### Task directions
Here are records with pictures in them. Copy all of them exactly and leave the pictures out.

┌──

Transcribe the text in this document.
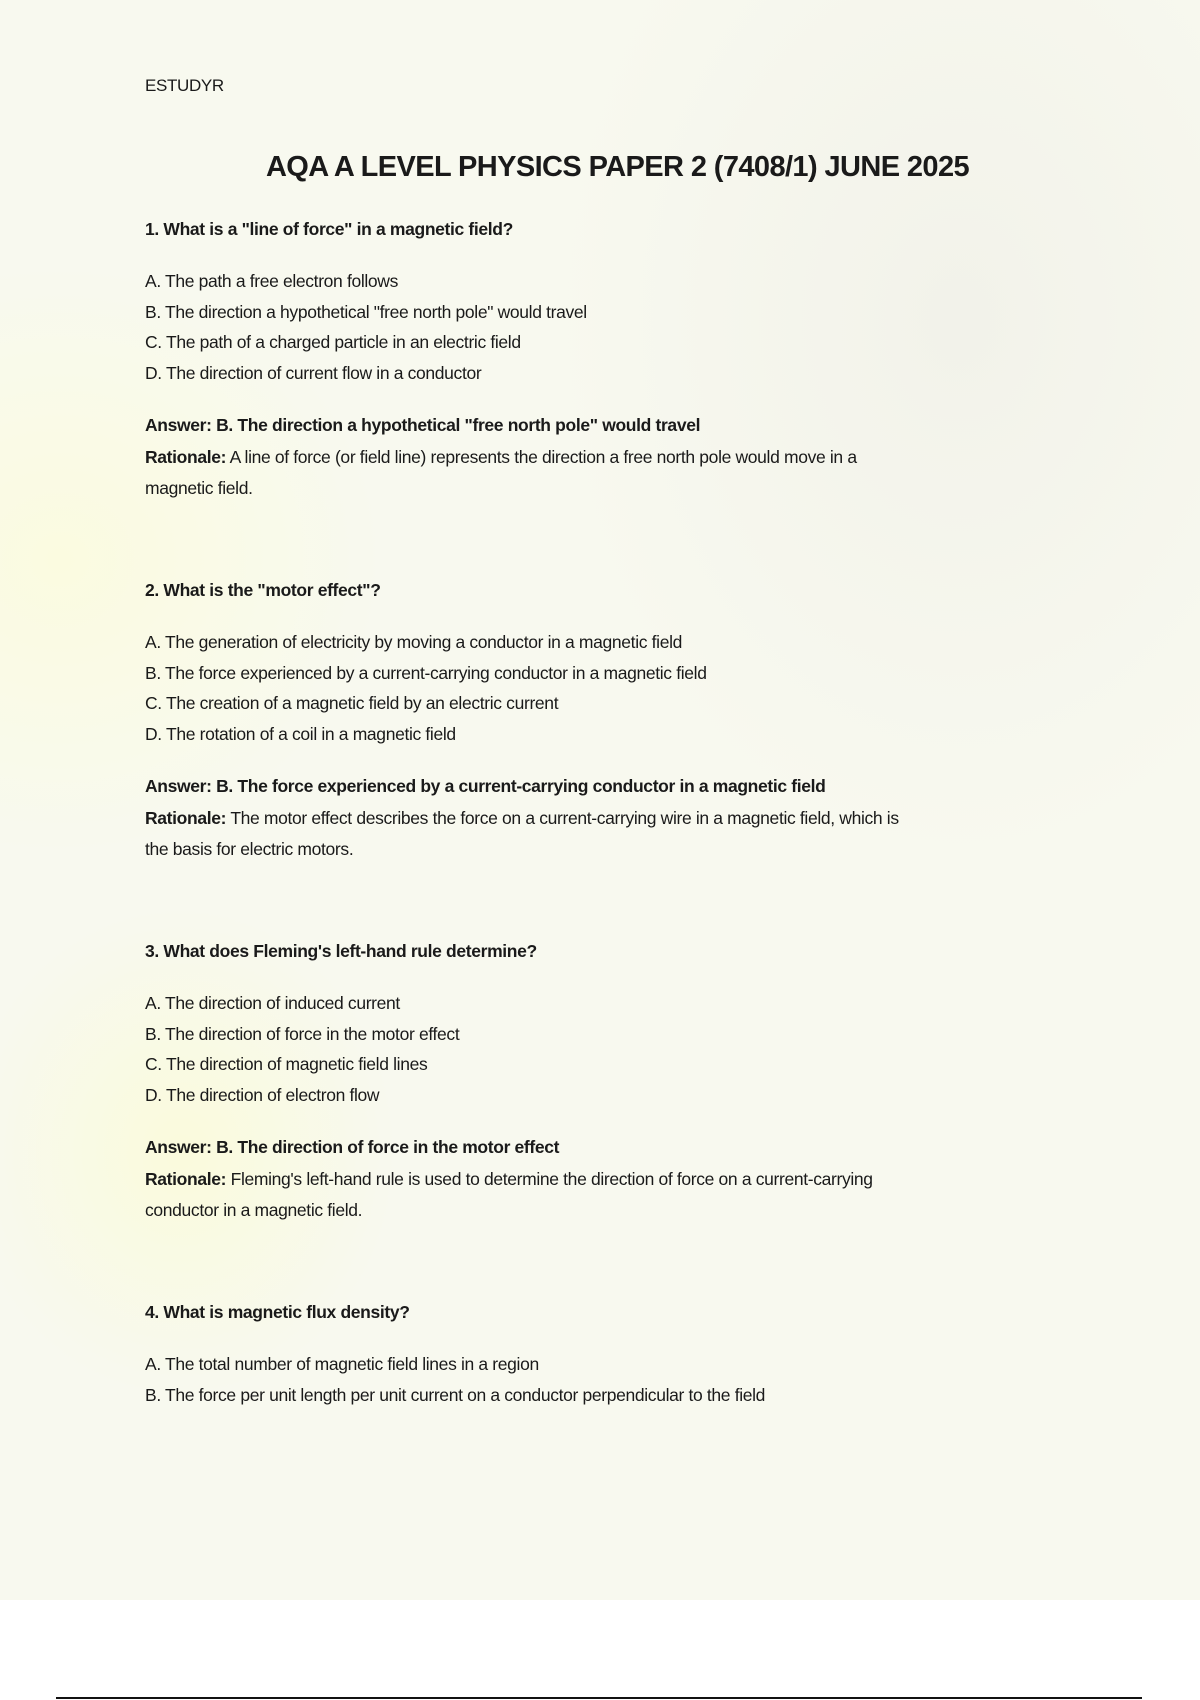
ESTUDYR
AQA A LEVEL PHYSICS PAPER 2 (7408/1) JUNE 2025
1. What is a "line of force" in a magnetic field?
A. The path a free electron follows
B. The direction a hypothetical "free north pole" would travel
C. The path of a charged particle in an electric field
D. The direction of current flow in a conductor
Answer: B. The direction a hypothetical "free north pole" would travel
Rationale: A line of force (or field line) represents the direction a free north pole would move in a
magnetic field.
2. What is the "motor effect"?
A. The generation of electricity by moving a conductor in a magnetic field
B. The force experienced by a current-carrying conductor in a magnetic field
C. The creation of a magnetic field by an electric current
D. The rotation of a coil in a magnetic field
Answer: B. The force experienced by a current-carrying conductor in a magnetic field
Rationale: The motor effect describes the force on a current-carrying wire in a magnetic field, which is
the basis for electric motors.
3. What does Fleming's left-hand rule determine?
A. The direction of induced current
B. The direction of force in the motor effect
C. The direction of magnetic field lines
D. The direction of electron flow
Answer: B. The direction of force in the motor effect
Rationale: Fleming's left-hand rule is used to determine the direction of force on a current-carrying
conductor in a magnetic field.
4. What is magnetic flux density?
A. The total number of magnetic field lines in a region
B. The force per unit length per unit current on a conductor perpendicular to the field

└──

### Result
Transcribe the text in this document.
ESTUDYR
AQA A LEVEL PHYSICS PAPER 2 (7408/1) JUNE 2025
1. What is a "line of force" in a magnetic field?
A. The path a free electron follows
B. The direction a hypothetical "free north pole" would travel
C. The path of a charged particle in an electric field
D. The direction of current flow in a conductor
Answer: B. The direction a hypothetical "free north pole" would travel
Rationale: A line of force (or field line) represents the direction a free north pole would move in a
magnetic field.
2. What is the "motor effect"?
A. The generation of electricity by moving a conductor in a magnetic field
B. The force experienced by a current-carrying conductor in a magnetic field
C. The creation of a magnetic field by an electric current
D. The rotation of a coil in a magnetic field
Answer: B. The force experienced by a current-carrying conductor in a magnetic field
Rationale: The motor effect describes the force on a current-carrying wire in a magnetic field, which is
the basis for electric motors.
3. What does Fleming's left-hand rule determine?
A. The direction of induced current
B. The direction of force in the motor effect
C. The direction of magnetic field lines
D. The direction of electron flow
Answer: B. The direction of force in the motor effect
Rationale: Fleming's left-hand rule is used to determine the direction of force on a current-carrying
conductor in a magnetic field.
4. What is magnetic flux density?
A. The total number of magnetic field lines in a region
B. The force per unit length per unit current on a conductor perpendicular to the field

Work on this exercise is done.